● **Selected extract**
====

Duck if there is a chance to create a second control. The lead of a K (from KQ) to a declarer’s AJx should be ducked in order to create an additional control. This specific play is called the
Bath coup. Declarer should watch for the opponents to signal to not continue to play that suit (possibly a low card to discourage).

There is also the famous Rule of Eleven, already mentioned. Against NT it is often possible to assume that the opening lead was the fourth highest card in that suit. By subtracting the value of the card led from 11, the result is the number of cards in the other three hands that are higher than the one led. Declarer can make inferences about what the right-hand opponent is holding in that suit. Likewise, the right-hand opponent can then make inferences about declarer's holding in the suit by examining his own and dummy's holdings. The rule can be modified to subtract from 12 if the lead is thought to be third best, and from 10 if the lead is thought to be fifth best.

Duck a lead can be used to block communication between opponents in a suit that is dangerous to the declarer. As an example, the opponents lead a 9, which can be presumed to be the fourth highest card in that suit. Declarer holds Axx and dummy holds Kxx, so the rule of eleven tells us that the right-hand opponent only holds 2 or 3 cards, all lower than the 9. Logic tells declarer to duck the lead, ensuring that the AK holding will cut communication between the opponents. Taken too early, the lead might allow the right-hand opponent to continue to communicate with the partner allowing them to finally exploit the suit of the opening lead, and even to defeat the contract.

====

● **Given information**
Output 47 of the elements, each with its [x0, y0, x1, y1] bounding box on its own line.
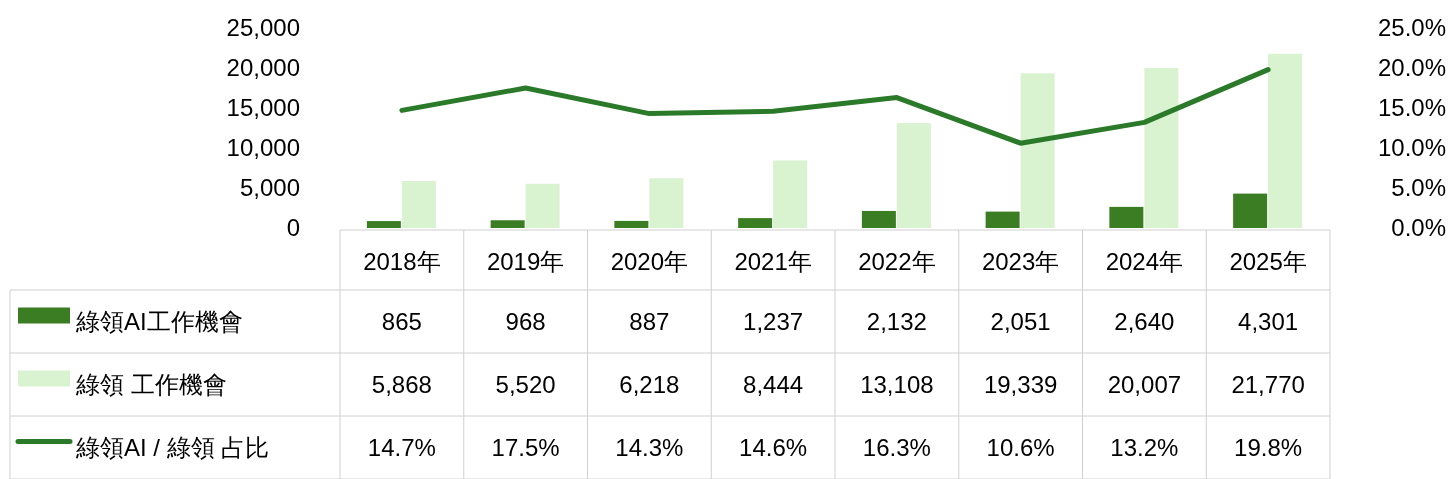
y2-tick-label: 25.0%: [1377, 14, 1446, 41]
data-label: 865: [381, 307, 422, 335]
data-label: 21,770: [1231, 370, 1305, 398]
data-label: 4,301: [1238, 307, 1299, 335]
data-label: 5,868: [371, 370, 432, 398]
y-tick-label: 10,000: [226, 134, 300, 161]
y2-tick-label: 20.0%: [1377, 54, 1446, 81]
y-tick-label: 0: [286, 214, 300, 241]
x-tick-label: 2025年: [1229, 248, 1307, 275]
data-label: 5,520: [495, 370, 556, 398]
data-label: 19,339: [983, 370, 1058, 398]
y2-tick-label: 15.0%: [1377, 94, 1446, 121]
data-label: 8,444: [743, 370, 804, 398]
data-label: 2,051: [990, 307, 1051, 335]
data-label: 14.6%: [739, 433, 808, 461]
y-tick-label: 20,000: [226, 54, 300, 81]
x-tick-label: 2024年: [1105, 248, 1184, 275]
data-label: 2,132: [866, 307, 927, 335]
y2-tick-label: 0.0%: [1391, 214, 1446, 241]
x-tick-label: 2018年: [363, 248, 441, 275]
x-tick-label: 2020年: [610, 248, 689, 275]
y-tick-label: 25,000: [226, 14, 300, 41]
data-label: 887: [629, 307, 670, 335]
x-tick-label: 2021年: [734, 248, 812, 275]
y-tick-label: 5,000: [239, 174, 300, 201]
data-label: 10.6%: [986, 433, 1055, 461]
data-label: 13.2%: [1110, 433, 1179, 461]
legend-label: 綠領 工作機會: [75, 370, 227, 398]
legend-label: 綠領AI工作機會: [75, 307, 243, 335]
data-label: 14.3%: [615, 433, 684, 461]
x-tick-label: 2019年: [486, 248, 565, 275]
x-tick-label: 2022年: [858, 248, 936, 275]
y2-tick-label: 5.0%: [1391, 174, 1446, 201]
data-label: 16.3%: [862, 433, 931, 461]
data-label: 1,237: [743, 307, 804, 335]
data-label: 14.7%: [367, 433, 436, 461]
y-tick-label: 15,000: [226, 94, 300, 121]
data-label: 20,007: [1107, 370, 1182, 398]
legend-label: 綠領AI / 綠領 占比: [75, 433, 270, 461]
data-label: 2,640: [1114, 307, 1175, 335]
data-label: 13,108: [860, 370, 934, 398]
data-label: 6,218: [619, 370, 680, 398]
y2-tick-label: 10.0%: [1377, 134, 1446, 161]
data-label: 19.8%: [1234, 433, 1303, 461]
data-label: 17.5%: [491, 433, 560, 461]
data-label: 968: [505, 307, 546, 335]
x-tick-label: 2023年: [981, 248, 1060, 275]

====

● **Stated task A**
Translate this sentence from the passage on bridge card play into Spanish: "Declarer can make inferences about what the right-hand opponent is holding in that suit."
● **Stated task B**
In the passage on bridge card play, list each number from which the value of the card led is subtracted, and give the kind of lead that each one applies to.

● **Task answer A**
El declarante puede sacar conclusiones sobre lo que tiene el oponente de la derecha en ese palo.

● **Task answer B**
- 11: the lead is the fourth highest card in the suit.
- 12: the lead is thought to be third best.
- 10: the lead is thought to be fifth best.